++++ MATERIAL SUPPLIED ++++

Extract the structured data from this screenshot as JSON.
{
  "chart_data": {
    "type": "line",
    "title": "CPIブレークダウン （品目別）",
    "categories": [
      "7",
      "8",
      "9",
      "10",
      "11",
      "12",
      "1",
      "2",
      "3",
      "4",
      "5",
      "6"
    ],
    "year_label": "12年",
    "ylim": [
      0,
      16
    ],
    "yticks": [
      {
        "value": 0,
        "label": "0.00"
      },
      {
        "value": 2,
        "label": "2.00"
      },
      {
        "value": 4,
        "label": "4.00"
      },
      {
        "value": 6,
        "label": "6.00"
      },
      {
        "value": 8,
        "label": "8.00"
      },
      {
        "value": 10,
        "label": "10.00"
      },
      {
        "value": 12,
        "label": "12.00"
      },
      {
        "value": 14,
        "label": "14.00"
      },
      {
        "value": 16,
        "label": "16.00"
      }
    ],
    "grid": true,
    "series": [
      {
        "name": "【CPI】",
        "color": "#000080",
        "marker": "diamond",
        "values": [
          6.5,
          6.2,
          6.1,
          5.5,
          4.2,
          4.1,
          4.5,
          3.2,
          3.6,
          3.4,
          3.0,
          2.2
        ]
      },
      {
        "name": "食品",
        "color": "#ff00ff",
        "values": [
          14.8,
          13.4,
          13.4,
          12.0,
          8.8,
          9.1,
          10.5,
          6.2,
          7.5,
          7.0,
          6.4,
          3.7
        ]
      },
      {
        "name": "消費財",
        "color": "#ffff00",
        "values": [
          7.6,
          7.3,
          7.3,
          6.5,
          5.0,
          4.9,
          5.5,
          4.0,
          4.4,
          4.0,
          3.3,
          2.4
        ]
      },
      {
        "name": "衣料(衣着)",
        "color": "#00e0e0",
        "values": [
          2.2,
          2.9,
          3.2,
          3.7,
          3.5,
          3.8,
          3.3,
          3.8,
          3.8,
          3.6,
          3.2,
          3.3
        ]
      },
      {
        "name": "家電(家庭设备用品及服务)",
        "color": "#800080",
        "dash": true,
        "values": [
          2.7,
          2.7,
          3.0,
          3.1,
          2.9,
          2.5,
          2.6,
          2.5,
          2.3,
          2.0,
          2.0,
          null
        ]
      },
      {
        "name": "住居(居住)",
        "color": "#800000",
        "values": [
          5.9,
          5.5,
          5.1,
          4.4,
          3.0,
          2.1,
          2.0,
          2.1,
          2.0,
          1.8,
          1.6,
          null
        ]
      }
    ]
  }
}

++++

GIVEN PROBLEM
Your task is to give the records above again, exactly.

EXERCISE OUTPUT
Extract the structured data from this screenshot as JSON.
{
  "chart_data": {
    "type": "line",
    "title": "CPIブレークダウン （品目別）",
    "categories": [
      "7",
      "8",
      "9",
      "10",
      "11",
      "12",
      "1",
      "2",
      "3",
      "4",
      "5",
      "6"
    ],
    "year_label": "12年",
    "ylim": [
      0,
      16
    ],
    "yticks": [
      {
        "value": 0,
        "label": "0.00"
      },
      {
        "value": 2,
        "label": "2.00"
      },
      {
        "value": 4,
        "label": "4.00"
      },
      {
        "value": 6,
        "label": "6.00"
      },
      {
        "value": 8,
        "label": "8.00"
      },
      {
        "value": 10,
        "label": "10.00"
      },
      {
        "value": 12,
        "label": "12.00"
      },
      {
        "value": 14,
        "label": "14.00"
      },
      {
        "value": 16,
        "label": "16.00"
      }
    ],
    "grid": true,
    "series": [
      {
        "name": "【CPI】",
        "color": "#000080",
        "marker": "diamond",
        "values": [
          6.5,
          6.2,
          6.1,
          5.5,
          4.2,
          4.1,
          4.5,
          3.2,
          3.6,
          3.4,
          3.0,
          2.2
        ]
      },
      {
        "name": "食品",
        "color": "#ff00ff",
        "values": [
          14.8,
          13.4,
          13.4,
          12.0,
          8.8,
          9.1,
          10.5,
          6.2,
          7.5,
          7.0,
          6.4,
          3.7
        ]
      },
      {
        "name": "消費財",
        "color": "#ffff00",
        "values": [
          7.6,
          7.3,
          7.3,
          6.5,
          5.0,
          4.9,
          5.5,
          4.0,
          4.4,
          4.0,
          3.3,
          2.4
        ]
      },
      {
        "name": "衣料(衣着)",
        "color": "#00e0e0",
        "values": [
          2.2,
          2.9,
          3.2,
          3.7,
          3.5,
          3.8,
          3.3,
          3.8,
          3.8,
          3.6,
          3.2,
          3.3
        ]
      },
      {
        "name": "家電(家庭设备用品及服务)",
        "color": "#800080",
        "dash": true,
        "values": [
          2.7,
          2.7,
          3.0,
          3.1,
          2.9,
          2.5,
          2.6,
          2.5,
          2.3,
          2.0,
          2.0,
          null
        ]
      },
      {
        "name": "住居(居住)",
        "color": "#800000",
        "values": [
          5.9,
          5.5,
          5.1,
          4.4,
          3.0,
          2.1,
          2.0,
          2.1,
          2.0,
          1.8,
          1.6,
          null
        ]
      }
    ]
  }
}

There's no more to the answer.